Pick out each line of the data that contains the word "Weather" and copy those lines.

Records from a data collection
▼
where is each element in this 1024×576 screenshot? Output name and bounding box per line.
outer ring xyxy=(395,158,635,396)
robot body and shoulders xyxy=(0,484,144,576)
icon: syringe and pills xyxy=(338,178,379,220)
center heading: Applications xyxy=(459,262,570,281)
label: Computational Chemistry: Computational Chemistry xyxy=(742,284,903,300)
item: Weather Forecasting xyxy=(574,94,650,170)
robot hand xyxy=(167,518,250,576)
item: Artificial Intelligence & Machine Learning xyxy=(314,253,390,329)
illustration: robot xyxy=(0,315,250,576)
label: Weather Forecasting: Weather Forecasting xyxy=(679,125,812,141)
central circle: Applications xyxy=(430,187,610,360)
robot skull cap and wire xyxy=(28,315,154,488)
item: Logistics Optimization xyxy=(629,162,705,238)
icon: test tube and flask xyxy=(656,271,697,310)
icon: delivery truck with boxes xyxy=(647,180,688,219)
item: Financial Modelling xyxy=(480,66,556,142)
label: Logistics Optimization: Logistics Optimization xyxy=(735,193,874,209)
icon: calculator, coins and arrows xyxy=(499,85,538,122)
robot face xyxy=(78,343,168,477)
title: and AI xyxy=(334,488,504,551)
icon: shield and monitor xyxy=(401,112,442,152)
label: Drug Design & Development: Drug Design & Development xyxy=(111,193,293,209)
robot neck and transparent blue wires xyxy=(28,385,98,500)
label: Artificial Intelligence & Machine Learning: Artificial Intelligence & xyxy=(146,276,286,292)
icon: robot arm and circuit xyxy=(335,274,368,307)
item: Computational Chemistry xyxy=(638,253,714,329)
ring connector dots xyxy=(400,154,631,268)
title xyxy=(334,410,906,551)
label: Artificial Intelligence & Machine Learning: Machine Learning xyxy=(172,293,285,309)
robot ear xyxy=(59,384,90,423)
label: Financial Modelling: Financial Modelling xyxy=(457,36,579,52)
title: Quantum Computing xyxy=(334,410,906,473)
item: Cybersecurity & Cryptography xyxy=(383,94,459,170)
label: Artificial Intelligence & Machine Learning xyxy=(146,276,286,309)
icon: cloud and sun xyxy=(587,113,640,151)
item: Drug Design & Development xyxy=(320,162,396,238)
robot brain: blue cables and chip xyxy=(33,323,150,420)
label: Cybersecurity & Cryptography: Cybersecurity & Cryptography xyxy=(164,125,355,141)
▲
• **SOLUTION FOR THIS TASK**:
item: Weather Forecasting xyxy=(574,94,650,170)
label: Weather Forecasting: Weather Forecasting xyxy=(679,125,812,141)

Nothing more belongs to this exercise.